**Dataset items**
************

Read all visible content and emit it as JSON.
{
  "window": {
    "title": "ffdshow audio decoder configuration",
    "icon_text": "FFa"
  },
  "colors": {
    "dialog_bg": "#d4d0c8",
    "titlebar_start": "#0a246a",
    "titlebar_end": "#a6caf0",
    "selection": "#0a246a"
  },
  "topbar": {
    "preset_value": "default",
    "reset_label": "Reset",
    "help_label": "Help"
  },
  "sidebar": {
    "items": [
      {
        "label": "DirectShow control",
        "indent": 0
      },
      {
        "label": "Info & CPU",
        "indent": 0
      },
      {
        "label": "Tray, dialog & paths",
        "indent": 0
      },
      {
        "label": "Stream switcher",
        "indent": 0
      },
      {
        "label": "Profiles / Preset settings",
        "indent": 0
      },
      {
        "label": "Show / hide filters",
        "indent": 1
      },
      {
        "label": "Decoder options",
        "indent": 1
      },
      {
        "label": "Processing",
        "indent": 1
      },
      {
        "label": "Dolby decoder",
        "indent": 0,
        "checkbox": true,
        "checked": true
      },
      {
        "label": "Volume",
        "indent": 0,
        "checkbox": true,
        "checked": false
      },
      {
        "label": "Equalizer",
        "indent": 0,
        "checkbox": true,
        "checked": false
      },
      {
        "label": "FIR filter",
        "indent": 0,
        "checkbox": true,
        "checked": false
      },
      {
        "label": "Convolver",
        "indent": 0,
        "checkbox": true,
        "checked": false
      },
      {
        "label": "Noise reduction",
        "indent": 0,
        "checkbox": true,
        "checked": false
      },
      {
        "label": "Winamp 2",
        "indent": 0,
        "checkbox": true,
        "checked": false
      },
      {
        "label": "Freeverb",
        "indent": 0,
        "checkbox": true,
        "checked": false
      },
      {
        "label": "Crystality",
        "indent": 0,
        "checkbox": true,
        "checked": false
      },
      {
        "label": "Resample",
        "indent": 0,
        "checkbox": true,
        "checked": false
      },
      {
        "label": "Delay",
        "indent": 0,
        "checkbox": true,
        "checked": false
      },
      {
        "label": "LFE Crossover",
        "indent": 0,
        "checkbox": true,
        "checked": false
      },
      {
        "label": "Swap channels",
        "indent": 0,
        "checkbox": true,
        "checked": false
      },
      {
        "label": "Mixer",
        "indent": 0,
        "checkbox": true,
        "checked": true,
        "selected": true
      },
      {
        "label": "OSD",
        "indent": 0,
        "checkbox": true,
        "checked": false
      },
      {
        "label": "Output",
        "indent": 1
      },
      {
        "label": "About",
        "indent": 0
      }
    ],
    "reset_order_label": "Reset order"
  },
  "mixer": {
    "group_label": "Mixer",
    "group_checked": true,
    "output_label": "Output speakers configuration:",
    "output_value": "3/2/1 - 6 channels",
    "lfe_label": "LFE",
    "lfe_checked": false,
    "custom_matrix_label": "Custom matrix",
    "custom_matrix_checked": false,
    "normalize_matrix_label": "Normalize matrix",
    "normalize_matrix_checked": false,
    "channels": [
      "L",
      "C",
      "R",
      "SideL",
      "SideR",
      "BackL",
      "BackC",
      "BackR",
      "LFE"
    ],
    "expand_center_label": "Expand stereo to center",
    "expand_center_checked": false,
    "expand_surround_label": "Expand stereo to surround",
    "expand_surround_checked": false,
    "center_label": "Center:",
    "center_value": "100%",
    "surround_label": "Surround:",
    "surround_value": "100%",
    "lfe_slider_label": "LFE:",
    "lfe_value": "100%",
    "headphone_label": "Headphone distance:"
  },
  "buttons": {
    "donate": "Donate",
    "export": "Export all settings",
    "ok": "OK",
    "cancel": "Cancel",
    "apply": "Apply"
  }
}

************

**Description of the task**
Write out all of the records above exactly as they appear.

**Final result**
Read all visible content and emit it as JSON.
{
  "window": {
    "title": "ffdshow audio decoder configuration",
    "icon_text": "FFa"
  },
  "colors": {
    "dialog_bg": "#d4d0c8",
    "titlebar_start": "#0a246a",
    "titlebar_end": "#a6caf0",
    "selection": "#0a246a"
  },
  "topbar": {
    "preset_value": "default",
    "reset_label": "Reset",
    "help_label": "Help"
  },
  "sidebar": {
    "items": [
      {
        "label": "DirectShow control",
        "indent": 0
      },
      {
        "label": "Info & CPU",
        "indent": 0
      },
      {
        "label": "Tray, dialog & paths",
        "indent": 0
      },
      {
        "label": "Stream switcher",
        "indent": 0
      },
      {
        "label": "Profiles / Preset settings",
        "indent": 0
      },
      {
        "label": "Show / hide filters",
        "indent": 1
      },
      {
        "label": "Decoder options",
        "indent": 1
      },
      {
        "label": "Processing",
        "indent": 1
      },
      {
        "label": "Dolby decoder",
        "indent": 0,
        "checkbox": true,
        "checked": true
      },
      {
        "label": "Volume",
        "indent": 0,
        "checkbox": true,
        "checked": false
      },
      {
        "label": "Equalizer",
        "indent": 0,
        "checkbox": true,
        "checked": false
      },
      {
        "label": "FIR filter",
        "indent": 0,
        "checkbox": true,
        "checked": false
      },
      {
        "label": "Convolver",
        "indent": 0,
        "checkbox": true,
        "checked": false
      },
      {
        "label": "Noise reduction",
        "indent": 0,
        "checkbox": true,
        "checked": false
      },
      {
        "label": "Winamp 2",
        "indent": 0,
        "checkbox": true,
        "checked": false
      },
      {
        "label": "Freeverb",
        "indent": 0,
        "checkbox": true,
        "checked": false
      },
      {
        "label": "Crystality",
        "indent": 0,
        "checkbox": true,
        "checked": false
      },
      {
        "label": "Resample",
        "indent": 0,
        "checkbox": true,
        "checked": false
      },
      {
        "label": "Delay",
        "indent": 0,
        "checkbox": true,
        "checked": false
      },
      {
        "label": "LFE Crossover",
        "indent": 0,
        "checkbox": true,
        "checked": false
      },
      {
        "label": "Swap channels",
        "indent": 0,
        "checkbox": true,
        "checked": false
      },
      {
        "label": "Mixer",
        "indent": 0,
        "checkbox": true,
        "checked": true,
        "selected": true
      },
      {
        "label": "OSD",
        "indent": 0,
        "checkbox": true,
        "checked": false
      },
      {
        "label": "Output",
        "indent": 1
      },
      {
        "label": "About",
        "indent": 0
      }
    ],
    "reset_order_label": "Reset order"
  },
  "mixer": {
    "group_label": "Mixer",
    "group_checked": true,
    "output_label": "Output speakers configuration:",
    "output_value": "3/2/1 - 6 channels",
    "lfe_label": "LFE",
    "lfe_checked": false,
    "custom_matrix_label": "Custom matrix",
    "custom_matrix_checked": false,
    "normalize_matrix_label": "Normalize matrix",
    "normalize_matrix_checked": false,
    "channels": [
      "L",
      "C",
      "R",
      "SideL",
      "SideR",
      "BackL",
      "BackC",
      "BackR",
      "LFE"
    ],
    "expand_center_label": "Expand stereo to center",
    "expand_center_checked": false,
    "expand_surround_label": "Expand stereo to surround",
    "expand_surround_checked": false,
    "center_label": "Center:",
    "center_value": "100%",
    "surround_label": "Surround:",
    "surround_value": "100%",
    "lfe_slider_label": "LFE:",
    "lfe_value": "100%",
    "headphone_label": "Headphone distance:"
  },
  "buttons": {
    "donate": "Donate",
    "export": "Export all settings",
    "ok": "OK",
    "cancel": "Cancel",
    "apply": "Apply"
  }
}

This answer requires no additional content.